## Task prompt
Leave out the pictures and copy every record exactly.

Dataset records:

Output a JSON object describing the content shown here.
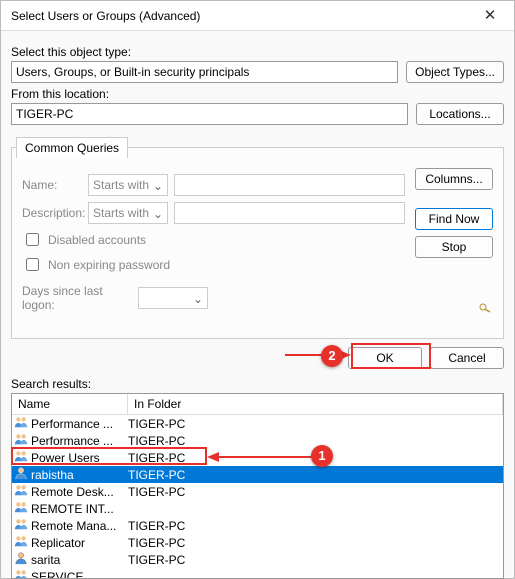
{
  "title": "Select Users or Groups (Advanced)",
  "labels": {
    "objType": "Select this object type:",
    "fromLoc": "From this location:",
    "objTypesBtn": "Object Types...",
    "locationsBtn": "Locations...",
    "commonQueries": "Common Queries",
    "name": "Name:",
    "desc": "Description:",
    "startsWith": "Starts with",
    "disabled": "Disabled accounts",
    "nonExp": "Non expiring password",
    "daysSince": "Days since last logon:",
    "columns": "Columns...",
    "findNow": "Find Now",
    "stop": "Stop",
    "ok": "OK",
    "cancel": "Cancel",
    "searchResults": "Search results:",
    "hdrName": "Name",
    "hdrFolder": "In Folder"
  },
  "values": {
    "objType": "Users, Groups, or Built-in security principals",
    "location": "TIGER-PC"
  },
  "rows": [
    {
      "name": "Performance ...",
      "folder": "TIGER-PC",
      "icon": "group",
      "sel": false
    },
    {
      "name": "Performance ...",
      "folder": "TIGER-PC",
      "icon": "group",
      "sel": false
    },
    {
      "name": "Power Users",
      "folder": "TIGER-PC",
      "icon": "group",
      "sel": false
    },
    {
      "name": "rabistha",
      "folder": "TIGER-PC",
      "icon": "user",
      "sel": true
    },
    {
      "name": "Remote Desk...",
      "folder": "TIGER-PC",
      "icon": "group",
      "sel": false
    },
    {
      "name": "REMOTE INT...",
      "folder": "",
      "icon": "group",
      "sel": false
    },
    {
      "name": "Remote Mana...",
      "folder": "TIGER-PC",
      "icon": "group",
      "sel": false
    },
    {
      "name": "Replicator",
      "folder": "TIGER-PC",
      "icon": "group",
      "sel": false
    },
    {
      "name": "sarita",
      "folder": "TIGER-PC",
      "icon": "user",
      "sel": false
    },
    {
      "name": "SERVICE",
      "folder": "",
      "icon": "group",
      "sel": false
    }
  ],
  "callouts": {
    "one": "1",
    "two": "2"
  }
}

## Result of this exercise
Output a JSON object describing the content shown here.
{
  "title": "Select Users or Groups (Advanced)",
  "labels": {
    "objType": "Select this object type:",
    "fromLoc": "From this location:",
    "objTypesBtn": "Object Types...",
    "locationsBtn": "Locations...",
    "commonQueries": "Common Queries",
    "name": "Name:",
    "desc": "Description:",
    "startsWith": "Starts with",
    "disabled": "Disabled accounts",
    "nonExp": "Non expiring password",
    "daysSince": "Days since last logon:",
    "columns": "Columns...",
    "findNow": "Find Now",
    "stop": "Stop",
    "ok": "OK",
    "cancel": "Cancel",
    "searchResults": "Search results:",
    "hdrName": "Name",
    "hdrFolder": "In Folder"
  },
  "values": {
    "objType": "Users, Groups, or Built-in security principals",
    "location": "TIGER-PC"
  },
  "rows": [
    {
      "name": "Performance ...",
      "folder": "TIGER-PC",
      "icon": "group",
      "sel": false
    },
    {
      "name": "Performance ...",
      "folder": "TIGER-PC",
      "icon": "group",
      "sel": false
    },
    {
      "name": "Power Users",
      "folder": "TIGER-PC",
      "icon": "group",
      "sel": false
    },
    {
      "name": "rabistha",
      "folder": "TIGER-PC",
      "icon": "user",
      "sel": true
    },
    {
      "name": "Remote Desk...",
      "folder": "TIGER-PC",
      "icon": "group",
      "sel": false
    },
    {
      "name": "REMOTE INT...",
      "folder": "",
      "icon": "group",
      "sel": false
    },
    {
      "name": "Remote Mana...",
      "folder": "TIGER-PC",
      "icon": "group",
      "sel": false
    },
    {
      "name": "Replicator",
      "folder": "TIGER-PC",
      "icon": "group",
      "sel": false
    },
    {
      "name": "sarita",
      "folder": "TIGER-PC",
      "icon": "user",
      "sel": false
    },
    {
      "name": "SERVICE",
      "folder": "",
      "icon": "group",
      "sel": false
    }
  ],
  "callouts": {
    "one": "1",
    "two": "2"
  }
}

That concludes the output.